WHAT YOU ARE ASKED TO DO:
Show every line where "operaz" occurs.

(Stored data entries)
==========

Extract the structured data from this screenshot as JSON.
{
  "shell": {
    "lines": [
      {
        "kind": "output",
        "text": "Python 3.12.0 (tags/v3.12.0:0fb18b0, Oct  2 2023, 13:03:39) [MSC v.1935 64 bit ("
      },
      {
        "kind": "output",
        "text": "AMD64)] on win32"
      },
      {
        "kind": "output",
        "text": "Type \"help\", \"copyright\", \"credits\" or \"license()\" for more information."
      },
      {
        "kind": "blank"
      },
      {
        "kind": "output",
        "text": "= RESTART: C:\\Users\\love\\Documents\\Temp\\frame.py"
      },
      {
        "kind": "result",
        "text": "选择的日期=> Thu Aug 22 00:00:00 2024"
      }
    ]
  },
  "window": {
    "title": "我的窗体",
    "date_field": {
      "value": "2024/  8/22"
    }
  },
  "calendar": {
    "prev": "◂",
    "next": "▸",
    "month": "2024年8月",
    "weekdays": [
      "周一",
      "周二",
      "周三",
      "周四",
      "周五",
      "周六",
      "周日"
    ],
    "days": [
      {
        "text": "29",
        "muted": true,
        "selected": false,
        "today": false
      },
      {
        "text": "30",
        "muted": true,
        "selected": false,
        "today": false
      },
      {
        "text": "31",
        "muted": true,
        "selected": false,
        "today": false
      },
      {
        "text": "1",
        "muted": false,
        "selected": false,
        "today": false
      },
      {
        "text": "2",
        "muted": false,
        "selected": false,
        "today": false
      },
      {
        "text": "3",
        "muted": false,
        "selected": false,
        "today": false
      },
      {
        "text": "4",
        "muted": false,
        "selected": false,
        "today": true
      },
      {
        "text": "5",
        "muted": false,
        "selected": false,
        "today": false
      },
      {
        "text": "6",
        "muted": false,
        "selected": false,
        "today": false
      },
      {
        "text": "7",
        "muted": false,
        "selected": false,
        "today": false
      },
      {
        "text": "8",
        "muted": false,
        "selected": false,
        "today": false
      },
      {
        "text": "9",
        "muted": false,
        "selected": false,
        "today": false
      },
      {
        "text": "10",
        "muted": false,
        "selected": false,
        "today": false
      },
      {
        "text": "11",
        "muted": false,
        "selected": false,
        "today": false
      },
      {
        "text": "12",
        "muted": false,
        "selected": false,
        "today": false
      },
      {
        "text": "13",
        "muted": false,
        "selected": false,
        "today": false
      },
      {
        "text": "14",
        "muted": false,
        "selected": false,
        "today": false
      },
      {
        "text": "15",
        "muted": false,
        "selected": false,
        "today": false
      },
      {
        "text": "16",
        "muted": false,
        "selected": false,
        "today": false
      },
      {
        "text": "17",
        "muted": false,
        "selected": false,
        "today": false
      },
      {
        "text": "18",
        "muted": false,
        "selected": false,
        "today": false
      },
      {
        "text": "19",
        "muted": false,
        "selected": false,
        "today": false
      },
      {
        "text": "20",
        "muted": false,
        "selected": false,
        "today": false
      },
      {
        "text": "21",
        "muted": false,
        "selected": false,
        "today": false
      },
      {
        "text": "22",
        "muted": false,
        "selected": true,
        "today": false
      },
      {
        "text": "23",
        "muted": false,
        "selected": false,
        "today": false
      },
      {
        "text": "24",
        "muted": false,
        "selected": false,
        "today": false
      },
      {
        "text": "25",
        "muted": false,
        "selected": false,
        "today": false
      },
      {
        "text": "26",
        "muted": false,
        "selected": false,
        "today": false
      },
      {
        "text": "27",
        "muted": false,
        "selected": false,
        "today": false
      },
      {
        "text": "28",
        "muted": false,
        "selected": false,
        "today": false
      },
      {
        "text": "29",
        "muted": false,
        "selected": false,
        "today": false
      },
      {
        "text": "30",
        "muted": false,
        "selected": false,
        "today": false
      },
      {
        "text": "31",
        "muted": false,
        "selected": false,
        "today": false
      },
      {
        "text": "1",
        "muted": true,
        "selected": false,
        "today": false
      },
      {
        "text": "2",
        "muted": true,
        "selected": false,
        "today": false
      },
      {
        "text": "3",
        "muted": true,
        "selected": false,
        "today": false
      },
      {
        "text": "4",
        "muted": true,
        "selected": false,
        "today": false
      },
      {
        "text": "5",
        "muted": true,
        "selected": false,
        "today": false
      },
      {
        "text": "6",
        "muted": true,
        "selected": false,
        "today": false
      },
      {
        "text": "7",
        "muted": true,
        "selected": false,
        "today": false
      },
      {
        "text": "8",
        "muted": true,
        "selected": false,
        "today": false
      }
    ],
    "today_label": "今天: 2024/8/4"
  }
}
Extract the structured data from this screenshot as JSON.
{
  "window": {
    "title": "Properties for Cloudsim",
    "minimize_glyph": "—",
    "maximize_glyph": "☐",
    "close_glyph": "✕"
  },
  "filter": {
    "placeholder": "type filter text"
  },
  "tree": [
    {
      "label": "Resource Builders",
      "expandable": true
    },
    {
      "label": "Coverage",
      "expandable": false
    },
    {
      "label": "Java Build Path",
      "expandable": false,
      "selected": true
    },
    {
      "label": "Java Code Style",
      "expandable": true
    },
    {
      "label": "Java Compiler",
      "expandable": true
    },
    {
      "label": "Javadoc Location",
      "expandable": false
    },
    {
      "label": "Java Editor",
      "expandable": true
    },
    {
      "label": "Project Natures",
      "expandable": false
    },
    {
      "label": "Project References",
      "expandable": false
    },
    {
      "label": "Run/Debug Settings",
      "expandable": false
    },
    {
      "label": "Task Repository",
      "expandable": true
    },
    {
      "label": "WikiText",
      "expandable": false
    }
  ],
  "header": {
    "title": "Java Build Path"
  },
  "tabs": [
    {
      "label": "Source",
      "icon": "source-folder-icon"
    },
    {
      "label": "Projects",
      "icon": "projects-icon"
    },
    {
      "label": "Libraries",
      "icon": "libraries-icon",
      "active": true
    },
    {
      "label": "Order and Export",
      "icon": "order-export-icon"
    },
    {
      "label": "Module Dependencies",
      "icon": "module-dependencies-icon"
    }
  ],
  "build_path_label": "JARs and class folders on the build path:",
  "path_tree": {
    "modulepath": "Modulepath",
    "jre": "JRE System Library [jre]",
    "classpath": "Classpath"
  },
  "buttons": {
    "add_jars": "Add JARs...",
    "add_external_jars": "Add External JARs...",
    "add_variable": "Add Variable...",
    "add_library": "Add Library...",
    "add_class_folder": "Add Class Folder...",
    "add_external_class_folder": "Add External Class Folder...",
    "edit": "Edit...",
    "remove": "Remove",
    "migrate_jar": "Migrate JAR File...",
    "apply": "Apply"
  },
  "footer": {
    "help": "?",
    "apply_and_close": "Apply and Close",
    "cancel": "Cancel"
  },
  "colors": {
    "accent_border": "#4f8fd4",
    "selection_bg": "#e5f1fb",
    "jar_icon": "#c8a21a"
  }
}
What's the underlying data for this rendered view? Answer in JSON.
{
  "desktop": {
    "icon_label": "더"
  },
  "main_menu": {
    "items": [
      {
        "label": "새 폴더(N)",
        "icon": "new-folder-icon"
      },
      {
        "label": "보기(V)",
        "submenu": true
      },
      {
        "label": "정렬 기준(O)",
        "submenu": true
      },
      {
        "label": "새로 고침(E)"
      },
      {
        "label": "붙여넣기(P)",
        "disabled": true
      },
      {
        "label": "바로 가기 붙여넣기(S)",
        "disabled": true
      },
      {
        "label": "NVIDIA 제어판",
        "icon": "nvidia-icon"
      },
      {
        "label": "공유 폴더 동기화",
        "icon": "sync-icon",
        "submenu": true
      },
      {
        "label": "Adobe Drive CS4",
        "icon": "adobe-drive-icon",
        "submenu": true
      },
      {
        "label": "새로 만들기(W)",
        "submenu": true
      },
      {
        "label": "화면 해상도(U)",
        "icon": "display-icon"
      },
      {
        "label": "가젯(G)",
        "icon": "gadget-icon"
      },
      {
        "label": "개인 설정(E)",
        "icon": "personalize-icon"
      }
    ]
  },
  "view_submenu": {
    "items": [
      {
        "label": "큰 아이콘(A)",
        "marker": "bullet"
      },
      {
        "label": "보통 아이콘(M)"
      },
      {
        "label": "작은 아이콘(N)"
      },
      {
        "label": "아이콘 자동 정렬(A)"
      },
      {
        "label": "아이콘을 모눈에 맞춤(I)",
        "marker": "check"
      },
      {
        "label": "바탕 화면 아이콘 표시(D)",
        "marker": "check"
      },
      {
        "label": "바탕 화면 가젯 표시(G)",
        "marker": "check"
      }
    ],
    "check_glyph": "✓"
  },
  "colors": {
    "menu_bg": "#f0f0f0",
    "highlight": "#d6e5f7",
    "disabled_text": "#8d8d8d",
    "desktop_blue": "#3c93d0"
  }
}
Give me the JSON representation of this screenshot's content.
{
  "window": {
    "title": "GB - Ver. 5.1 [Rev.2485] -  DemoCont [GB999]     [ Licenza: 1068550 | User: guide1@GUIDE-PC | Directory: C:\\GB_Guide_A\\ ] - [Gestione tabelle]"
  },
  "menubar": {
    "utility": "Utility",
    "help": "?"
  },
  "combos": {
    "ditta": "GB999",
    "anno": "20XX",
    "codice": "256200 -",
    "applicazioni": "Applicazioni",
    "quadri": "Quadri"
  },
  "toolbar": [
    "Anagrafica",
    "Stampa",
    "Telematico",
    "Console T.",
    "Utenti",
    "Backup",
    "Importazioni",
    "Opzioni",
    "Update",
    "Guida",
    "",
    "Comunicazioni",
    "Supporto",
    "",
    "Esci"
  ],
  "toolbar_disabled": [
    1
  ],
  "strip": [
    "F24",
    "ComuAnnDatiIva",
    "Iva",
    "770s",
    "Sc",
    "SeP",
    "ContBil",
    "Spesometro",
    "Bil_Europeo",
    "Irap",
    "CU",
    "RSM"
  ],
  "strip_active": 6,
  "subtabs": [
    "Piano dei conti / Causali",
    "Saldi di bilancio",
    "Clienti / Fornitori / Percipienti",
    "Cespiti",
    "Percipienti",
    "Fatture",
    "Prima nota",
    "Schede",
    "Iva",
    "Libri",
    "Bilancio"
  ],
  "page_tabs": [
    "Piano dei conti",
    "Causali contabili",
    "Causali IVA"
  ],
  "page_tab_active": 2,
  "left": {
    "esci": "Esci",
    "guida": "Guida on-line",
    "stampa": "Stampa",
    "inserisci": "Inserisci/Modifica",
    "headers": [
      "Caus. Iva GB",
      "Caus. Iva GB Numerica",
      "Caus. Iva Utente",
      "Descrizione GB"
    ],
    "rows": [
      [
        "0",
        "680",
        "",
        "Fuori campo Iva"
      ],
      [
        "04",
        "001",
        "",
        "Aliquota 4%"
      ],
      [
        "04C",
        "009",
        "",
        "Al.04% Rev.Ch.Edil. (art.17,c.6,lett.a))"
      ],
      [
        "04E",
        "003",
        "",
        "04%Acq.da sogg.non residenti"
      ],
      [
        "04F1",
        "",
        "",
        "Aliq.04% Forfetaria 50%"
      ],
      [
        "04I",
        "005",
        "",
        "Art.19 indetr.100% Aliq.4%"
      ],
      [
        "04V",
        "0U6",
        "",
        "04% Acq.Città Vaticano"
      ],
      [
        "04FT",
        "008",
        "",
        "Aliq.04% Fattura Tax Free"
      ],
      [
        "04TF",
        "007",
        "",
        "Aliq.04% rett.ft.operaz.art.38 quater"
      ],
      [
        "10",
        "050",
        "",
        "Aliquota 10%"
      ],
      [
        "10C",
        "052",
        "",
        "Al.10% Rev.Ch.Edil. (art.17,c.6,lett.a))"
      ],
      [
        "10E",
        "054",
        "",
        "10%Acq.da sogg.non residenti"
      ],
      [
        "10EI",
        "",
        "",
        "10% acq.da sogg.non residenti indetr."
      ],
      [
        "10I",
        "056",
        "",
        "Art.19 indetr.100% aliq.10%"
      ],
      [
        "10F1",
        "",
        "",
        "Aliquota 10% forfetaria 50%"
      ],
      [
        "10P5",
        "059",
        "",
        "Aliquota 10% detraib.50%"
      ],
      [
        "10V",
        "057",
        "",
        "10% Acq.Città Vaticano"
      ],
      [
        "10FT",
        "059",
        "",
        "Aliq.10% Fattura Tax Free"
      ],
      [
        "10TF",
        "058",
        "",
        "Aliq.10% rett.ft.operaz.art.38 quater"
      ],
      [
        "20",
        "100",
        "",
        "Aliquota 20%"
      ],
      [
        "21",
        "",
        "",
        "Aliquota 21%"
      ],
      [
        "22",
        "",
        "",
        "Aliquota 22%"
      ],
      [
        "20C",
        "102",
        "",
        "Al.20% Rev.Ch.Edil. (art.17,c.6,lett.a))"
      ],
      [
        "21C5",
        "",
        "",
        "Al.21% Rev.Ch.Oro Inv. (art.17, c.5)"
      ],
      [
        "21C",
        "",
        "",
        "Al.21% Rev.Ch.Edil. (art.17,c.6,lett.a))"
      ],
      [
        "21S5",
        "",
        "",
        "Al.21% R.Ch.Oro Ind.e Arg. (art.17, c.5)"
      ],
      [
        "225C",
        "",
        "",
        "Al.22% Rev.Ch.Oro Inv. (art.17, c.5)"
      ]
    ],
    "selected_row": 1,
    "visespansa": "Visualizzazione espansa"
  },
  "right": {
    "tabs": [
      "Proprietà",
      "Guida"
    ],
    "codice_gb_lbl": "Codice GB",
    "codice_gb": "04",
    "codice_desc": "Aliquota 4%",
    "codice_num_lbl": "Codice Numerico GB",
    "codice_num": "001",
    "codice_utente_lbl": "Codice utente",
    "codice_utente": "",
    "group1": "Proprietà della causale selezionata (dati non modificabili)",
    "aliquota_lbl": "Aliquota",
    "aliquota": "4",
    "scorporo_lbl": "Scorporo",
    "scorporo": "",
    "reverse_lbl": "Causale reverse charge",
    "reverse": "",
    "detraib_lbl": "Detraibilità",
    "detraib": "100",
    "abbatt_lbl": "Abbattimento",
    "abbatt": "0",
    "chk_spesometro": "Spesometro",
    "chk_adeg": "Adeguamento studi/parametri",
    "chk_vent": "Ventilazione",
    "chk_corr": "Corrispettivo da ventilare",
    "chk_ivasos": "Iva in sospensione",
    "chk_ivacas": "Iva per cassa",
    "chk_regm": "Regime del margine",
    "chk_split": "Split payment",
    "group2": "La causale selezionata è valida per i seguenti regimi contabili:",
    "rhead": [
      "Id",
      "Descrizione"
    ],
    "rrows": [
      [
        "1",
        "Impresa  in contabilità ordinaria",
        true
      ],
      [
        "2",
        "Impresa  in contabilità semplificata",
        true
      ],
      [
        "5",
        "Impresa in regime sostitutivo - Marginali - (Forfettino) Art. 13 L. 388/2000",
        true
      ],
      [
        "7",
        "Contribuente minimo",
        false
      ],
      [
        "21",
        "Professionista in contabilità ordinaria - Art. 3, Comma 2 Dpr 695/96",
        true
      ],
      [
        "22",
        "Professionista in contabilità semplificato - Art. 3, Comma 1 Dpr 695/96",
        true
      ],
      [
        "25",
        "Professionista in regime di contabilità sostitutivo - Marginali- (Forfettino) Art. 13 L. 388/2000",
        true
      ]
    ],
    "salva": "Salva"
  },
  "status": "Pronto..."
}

==========

EXERCISE ANSWER:
        "Aliq.04% rett.ft.operaz.art.38 quater"
        "Aliq.10% rett.ft.operaz.art.38 quater"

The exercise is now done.